* [Written request] Write out, precisely and in full, each line of the material.

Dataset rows
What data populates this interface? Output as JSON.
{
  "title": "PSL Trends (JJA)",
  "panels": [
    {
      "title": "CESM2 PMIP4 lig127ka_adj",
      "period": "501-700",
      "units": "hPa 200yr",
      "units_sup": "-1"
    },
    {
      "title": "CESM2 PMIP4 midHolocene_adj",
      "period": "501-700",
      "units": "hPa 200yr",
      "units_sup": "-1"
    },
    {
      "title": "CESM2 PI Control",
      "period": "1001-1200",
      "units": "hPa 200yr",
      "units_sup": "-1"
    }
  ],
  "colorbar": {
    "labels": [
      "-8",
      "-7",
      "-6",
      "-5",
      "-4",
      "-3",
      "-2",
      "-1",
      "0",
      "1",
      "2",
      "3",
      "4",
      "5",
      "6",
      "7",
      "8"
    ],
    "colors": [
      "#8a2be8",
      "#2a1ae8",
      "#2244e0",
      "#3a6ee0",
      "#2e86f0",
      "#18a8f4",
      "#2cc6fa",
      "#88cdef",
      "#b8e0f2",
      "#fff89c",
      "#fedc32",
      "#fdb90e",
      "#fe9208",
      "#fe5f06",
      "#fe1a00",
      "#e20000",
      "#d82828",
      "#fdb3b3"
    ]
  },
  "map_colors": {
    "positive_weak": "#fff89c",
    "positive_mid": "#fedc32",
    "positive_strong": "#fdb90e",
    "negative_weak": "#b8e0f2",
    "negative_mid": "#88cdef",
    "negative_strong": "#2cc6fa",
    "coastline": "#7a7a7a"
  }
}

* [Task solution]
What data populates this interface? Output as JSON.
{
  "title": "PSL Trends (JJA)",
  "panels": [
    {
      "title": "CESM2 PMIP4 lig127ka_adj",
      "period": "501-700",
      "units": "hPa 200yr",
      "units_sup": "-1"
    },
    {
      "title": "CESM2 PMIP4 midHolocene_adj",
      "period": "501-700",
      "units": "hPa 200yr",
      "units_sup": "-1"
    },
    {
      "title": "CESM2 PI Control",
      "period": "1001-1200",
      "units": "hPa 200yr",
      "units_sup": "-1"
    }
  ],
  "colorbar": {
    "labels": [
      "-8",
      "-7",
      "-6",
      "-5",
      "-4",
      "-3",
      "-2",
      "-1",
      "0",
      "1",
      "2",
      "3",
      "4",
      "5",
      "6",
      "7",
      "8"
    ],
    "colors": [
      "#8a2be8",
      "#2a1ae8",
      "#2244e0",
      "#3a6ee0",
      "#2e86f0",
      "#18a8f4",
      "#2cc6fa",
      "#88cdef",
      "#b8e0f2",
      "#fff89c",
      "#fedc32",
      "#fdb90e",
      "#fe9208",
      "#fe5f06",
      "#fe1a00",
      "#e20000",
      "#d82828",
      "#fdb3b3"
    ]
  },
  "map_colors": {
    "positive_weak": "#fff89c",
    "positive_mid": "#fedc32",
    "positive_strong": "#fdb90e",
    "negative_weak": "#b8e0f2",
    "negative_mid": "#88cdef",
    "negative_strong": "#2cc6fa",
    "coastline": "#7a7a7a"
  }
}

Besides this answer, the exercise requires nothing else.